* [Records shown]:
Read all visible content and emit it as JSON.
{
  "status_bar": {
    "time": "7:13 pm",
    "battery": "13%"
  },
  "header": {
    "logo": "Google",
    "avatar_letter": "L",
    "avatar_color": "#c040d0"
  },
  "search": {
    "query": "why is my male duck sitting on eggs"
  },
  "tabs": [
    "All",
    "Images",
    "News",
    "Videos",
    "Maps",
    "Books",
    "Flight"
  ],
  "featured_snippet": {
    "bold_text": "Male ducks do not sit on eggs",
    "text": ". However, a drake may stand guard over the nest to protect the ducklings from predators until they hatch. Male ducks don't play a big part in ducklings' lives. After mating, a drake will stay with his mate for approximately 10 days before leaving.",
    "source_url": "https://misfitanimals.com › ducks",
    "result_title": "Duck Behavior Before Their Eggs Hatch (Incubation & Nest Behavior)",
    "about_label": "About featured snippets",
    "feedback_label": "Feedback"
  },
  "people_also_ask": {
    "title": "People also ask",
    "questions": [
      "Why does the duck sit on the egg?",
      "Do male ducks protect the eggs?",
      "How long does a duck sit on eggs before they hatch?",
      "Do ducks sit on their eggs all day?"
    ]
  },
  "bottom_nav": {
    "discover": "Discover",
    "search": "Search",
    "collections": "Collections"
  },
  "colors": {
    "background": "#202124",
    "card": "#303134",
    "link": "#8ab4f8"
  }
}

* [Given instruction]:
Would you copy out each line exactly as written?

* [Reply]:
Read all visible content and emit it as JSON.
{
  "status_bar": {
    "time": "7:13 pm",
    "battery": "13%"
  },
  "header": {
    "logo": "Google",
    "avatar_letter": "L",
    "avatar_color": "#c040d0"
  },
  "search": {
    "query": "why is my male duck sitting on eggs"
  },
  "tabs": [
    "All",
    "Images",
    "News",
    "Videos",
    "Maps",
    "Books",
    "Flight"
  ],
  "featured_snippet": {
    "bold_text": "Male ducks do not sit on eggs",
    "text": ". However, a drake may stand guard over the nest to protect the ducklings from predators until they hatch. Male ducks don't play a big part in ducklings' lives. After mating, a drake will stay with his mate for approximately 10 days before leaving.",
    "source_url": "https://misfitanimals.com › ducks",
    "result_title": "Duck Behavior Before Their Eggs Hatch (Incubation & Nest Behavior)",
    "about_label": "About featured snippets",
    "feedback_label": "Feedback"
  },
  "people_also_ask": {
    "title": "People also ask",
    "questions": [
      "Why does the duck sit on the egg?",
      "Do male ducks protect the eggs?",
      "How long does a duck sit on eggs before they hatch?",
      "Do ducks sit on their eggs all day?"
    ]
  },
  "bottom_nav": {
    "discover": "Discover",
    "search": "Search",
    "collections": "Collections"
  },
  "colors": {
    "background": "#202124",
    "card": "#303134",
    "link": "#8ab4f8"
  }
}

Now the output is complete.